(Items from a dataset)
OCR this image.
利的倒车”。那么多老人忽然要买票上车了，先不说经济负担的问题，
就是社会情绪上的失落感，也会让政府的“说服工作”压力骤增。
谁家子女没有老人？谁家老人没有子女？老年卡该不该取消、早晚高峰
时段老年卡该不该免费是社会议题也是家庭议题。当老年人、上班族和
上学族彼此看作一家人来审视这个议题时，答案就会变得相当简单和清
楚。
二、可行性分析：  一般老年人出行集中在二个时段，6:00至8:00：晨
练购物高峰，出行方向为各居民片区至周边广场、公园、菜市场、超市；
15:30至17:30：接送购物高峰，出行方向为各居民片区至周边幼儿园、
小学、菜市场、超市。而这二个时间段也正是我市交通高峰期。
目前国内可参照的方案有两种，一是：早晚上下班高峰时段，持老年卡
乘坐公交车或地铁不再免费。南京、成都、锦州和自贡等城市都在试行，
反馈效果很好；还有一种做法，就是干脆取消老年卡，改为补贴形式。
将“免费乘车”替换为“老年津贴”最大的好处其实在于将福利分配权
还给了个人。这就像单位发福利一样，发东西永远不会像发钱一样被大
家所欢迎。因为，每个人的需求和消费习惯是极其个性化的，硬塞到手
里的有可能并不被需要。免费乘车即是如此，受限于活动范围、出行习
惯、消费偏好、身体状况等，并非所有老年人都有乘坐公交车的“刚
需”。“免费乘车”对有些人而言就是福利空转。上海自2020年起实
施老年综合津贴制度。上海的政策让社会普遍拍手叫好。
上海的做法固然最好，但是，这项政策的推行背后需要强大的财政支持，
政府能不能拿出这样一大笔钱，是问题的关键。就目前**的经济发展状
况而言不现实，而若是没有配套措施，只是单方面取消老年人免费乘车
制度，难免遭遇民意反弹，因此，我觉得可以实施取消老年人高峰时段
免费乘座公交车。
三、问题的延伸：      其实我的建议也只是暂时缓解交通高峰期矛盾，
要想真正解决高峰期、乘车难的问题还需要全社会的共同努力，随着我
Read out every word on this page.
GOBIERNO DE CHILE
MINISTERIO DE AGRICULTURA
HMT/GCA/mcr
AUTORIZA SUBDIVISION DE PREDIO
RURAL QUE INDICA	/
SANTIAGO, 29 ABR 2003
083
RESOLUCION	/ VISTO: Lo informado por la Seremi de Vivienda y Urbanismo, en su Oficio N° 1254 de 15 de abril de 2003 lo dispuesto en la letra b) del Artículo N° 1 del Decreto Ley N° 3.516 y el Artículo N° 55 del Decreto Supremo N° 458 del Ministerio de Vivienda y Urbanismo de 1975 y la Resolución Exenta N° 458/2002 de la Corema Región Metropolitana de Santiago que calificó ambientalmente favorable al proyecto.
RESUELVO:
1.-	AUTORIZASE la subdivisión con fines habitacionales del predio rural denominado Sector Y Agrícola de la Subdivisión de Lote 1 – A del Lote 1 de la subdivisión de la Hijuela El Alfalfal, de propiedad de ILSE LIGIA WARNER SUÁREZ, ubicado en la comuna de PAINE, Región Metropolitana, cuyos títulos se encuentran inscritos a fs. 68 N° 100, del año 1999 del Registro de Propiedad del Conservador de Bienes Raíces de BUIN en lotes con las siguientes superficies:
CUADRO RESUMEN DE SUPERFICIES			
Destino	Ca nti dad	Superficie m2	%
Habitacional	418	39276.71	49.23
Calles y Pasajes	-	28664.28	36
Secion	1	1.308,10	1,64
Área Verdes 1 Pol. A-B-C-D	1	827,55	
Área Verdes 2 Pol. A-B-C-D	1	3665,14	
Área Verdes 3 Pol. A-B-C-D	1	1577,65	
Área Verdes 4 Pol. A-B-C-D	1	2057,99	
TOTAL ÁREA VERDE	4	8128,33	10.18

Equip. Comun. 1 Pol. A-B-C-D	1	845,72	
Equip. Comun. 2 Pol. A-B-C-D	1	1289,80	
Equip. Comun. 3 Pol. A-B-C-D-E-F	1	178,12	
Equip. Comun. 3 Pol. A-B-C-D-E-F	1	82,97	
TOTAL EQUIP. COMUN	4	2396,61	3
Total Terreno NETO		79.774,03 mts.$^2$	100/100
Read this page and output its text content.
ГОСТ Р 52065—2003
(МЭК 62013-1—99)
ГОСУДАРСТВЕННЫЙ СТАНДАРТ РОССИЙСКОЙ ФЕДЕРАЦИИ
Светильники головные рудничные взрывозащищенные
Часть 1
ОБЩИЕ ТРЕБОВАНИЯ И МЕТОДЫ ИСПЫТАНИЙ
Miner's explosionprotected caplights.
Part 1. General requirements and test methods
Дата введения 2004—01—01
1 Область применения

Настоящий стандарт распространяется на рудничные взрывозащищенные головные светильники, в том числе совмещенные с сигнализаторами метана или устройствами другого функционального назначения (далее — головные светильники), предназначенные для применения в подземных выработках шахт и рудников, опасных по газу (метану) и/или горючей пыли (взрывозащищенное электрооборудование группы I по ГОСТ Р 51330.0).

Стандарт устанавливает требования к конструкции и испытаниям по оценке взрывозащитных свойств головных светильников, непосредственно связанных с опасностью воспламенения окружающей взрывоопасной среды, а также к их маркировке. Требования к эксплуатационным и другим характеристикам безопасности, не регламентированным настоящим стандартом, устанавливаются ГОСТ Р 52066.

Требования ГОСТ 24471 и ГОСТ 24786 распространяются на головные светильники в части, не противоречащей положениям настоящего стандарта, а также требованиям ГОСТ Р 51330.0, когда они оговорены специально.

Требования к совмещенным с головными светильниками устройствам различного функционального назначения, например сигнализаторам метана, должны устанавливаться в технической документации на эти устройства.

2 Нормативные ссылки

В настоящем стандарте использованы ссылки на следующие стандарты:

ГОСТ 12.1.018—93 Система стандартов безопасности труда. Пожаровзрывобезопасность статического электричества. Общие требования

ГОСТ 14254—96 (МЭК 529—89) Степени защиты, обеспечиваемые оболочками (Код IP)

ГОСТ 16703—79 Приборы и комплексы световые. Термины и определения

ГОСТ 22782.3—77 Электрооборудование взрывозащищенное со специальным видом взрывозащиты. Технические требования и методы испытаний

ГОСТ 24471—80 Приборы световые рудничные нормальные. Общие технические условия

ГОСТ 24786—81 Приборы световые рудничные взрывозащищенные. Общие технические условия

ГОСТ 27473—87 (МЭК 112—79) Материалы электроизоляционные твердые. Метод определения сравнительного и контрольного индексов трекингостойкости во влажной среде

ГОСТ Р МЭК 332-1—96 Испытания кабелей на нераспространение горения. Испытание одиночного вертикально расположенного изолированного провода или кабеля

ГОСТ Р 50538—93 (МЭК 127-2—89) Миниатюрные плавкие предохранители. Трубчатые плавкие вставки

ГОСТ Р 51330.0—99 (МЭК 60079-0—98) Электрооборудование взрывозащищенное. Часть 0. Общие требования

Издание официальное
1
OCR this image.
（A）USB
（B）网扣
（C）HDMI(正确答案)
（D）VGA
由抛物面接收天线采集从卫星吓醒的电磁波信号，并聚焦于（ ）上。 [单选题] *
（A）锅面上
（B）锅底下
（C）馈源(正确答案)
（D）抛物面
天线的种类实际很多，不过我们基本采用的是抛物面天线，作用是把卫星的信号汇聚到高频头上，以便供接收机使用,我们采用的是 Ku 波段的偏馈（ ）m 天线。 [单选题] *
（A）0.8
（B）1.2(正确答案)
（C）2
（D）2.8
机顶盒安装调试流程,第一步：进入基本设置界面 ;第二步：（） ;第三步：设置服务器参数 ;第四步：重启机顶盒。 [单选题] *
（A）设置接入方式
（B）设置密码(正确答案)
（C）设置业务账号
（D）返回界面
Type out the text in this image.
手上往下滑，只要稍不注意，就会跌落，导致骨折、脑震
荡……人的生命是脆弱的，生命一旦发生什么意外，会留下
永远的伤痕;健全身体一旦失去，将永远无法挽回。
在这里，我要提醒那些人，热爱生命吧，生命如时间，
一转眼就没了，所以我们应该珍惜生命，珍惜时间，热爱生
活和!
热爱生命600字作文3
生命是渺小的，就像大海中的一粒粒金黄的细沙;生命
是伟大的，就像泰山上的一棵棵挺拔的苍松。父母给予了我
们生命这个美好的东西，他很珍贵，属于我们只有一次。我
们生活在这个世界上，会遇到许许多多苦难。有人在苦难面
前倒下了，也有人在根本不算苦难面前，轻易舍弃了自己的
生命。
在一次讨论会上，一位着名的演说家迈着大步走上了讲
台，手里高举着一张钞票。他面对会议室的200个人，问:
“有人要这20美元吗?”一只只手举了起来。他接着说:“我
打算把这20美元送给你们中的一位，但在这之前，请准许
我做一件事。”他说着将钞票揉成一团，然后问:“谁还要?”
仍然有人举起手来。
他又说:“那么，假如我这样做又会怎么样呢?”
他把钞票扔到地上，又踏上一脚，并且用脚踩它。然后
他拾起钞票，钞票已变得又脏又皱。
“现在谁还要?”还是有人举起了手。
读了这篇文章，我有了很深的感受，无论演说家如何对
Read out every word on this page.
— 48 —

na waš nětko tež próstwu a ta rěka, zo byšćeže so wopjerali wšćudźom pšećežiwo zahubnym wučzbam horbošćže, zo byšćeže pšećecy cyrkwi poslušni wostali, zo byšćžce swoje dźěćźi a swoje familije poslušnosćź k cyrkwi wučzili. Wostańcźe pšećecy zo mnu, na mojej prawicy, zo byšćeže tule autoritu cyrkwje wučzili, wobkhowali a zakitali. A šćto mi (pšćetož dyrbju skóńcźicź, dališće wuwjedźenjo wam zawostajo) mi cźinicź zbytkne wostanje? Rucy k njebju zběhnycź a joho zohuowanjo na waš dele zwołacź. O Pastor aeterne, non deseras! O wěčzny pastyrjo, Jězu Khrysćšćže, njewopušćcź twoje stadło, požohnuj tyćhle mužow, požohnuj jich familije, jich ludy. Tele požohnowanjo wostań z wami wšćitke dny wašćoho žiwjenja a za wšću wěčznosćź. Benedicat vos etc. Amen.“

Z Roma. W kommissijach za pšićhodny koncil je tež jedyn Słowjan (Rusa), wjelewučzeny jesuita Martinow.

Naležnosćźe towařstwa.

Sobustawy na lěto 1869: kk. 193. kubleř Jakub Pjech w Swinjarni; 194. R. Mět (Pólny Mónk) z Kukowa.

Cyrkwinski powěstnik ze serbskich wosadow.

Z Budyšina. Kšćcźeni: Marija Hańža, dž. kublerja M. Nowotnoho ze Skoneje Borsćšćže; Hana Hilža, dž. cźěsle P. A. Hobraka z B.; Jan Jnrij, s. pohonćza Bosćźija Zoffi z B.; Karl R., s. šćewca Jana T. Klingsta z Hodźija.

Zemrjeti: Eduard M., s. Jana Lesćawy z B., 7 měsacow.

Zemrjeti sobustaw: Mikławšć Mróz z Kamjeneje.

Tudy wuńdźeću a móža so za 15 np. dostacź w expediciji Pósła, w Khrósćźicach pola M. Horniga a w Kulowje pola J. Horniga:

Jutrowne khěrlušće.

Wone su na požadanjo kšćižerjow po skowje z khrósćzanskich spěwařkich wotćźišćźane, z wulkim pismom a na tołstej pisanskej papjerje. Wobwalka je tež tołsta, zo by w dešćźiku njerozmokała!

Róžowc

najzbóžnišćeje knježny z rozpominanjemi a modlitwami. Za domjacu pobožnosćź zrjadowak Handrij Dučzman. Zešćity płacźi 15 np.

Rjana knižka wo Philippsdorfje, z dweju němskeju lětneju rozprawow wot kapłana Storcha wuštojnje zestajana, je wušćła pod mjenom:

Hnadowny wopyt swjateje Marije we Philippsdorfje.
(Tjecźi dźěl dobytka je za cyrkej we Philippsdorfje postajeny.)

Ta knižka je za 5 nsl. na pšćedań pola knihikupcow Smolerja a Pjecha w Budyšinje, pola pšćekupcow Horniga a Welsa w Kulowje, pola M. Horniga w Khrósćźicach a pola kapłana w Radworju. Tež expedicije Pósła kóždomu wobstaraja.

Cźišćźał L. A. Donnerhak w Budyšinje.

== Requirements ==
Extract, from the listing above, every line where the string "pola" occurs.

== Reply to the exercise ==
Tudy wuńdźeću a móža so za 15 np. dostacź w expediciji Pósła, w Khrósćźicach pola M. Horniga a w Kulowje pola J. Horniga:
Ta knižka je za 5 nsl. na pšćedań pola knihikupcow Smolerja a Pjecha w Budyšinje, pola pšćekupcow Horniga a Welsa w Kulowje, pola M. Horniga w Khrósćźicach a pola kapłana w Radworju. Tež expedicije Pósła kóždomu wobstaraja.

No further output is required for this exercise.